» Task goal
Copy every line of the listing exactly.
◆ ◆ ◆ ◆
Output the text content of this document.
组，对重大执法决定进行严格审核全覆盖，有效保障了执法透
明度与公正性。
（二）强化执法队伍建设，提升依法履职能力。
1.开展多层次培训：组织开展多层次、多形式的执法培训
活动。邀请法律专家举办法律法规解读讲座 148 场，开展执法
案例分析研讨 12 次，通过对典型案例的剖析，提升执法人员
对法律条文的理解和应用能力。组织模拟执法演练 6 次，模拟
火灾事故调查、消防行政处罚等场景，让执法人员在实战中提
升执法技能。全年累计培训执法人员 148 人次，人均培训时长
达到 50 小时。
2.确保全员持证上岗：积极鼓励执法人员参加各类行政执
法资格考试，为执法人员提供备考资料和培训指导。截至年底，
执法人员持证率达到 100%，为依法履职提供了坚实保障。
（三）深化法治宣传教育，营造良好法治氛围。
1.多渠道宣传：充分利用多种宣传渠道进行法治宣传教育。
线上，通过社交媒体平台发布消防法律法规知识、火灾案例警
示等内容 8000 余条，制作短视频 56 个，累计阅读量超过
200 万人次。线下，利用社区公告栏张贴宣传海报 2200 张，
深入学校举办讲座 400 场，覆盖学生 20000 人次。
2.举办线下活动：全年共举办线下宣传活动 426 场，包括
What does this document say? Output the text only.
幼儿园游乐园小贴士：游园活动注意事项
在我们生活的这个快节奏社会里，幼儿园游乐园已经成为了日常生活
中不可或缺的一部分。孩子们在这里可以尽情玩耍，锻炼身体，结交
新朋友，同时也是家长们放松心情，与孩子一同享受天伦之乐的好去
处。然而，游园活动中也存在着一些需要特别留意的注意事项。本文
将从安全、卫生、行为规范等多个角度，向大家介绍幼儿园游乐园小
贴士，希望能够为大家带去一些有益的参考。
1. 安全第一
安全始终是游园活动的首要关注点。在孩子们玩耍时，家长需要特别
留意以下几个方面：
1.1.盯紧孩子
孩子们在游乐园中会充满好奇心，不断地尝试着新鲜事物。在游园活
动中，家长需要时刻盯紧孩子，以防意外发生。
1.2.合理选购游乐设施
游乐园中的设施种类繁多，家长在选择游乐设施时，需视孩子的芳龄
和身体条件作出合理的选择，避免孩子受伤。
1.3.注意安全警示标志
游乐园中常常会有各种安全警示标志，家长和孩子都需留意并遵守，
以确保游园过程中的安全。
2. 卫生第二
◆ ◆ ◆ ◆
» Reply
Output the text content of this document.
组，对重大执法决定进行严格审核全覆盖，有效保障了执法透
明度与公正性。
（二）强化执法队伍建设，提升依法履职能力。
1.开展多层次培训：组织开展多层次、多形式的执法培训
活动。邀请法律专家举办法律法规解读讲座 148 场，开展执法
案例分析研讨 12 次，通过对典型案例的剖析，提升执法人员
对法律条文的理解和应用能力。组织模拟执法演练 6 次，模拟
火灾事故调查、消防行政处罚等场景，让执法人员在实战中提
升执法技能。全年累计培训执法人员 148 人次，人均培训时长
达到 50 小时。
2.确保全员持证上岗：积极鼓励执法人员参加各类行政执
法资格考试，为执法人员提供备考资料和培训指导。截至年底，
执法人员持证率达到 100%，为依法履职提供了坚实保障。
（三）深化法治宣传教育，营造良好法治氛围。
1.多渠道宣传：充分利用多种宣传渠道进行法治宣传教育。
线上，通过社交媒体平台发布消防法律法规知识、火灾案例警
示等内容 8000 余条，制作短视频 56 个，累计阅读量超过
200 万人次。线下，利用社区公告栏张贴宣传海报 2200 张，
深入学校举办讲座 400 场，覆盖学生 20000 人次。
2.举办线下活动：全年共举办线下宣传活动 426 场，包括
What does this document say? Output the text only.
幼儿园游乐园小贴士：游园活动注意事项
在我们生活的这个快节奏社会里，幼儿园游乐园已经成为了日常生活
中不可或缺的一部分。孩子们在这里可以尽情玩耍，锻炼身体，结交
新朋友，同时也是家长们放松心情，与孩子一同享受天伦之乐的好去
处。然而，游园活动中也存在着一些需要特别留意的注意事项。本文
将从安全、卫生、行为规范等多个角度，向大家介绍幼儿园游乐园小
贴士，希望能够为大家带去一些有益的参考。
1. 安全第一
安全始终是游园活动的首要关注点。在孩子们玩耍时，家长需要特别
留意以下几个方面：
1.1.盯紧孩子
孩子们在游乐园中会充满好奇心，不断地尝试着新鲜事物。在游园活
动中，家长需要时刻盯紧孩子，以防意外发生。
1.2.合理选购游乐设施
游乐园中的设施种类繁多，家长在选择游乐设施时，需视孩子的芳龄
和身体条件作出合理的选择，避免孩子受伤。
1.3.注意安全警示标志
游乐园中常常会有各种安全警示标志，家长和孩子都需留意并遵守，
以确保游园过程中的安全。
2. 卫生第二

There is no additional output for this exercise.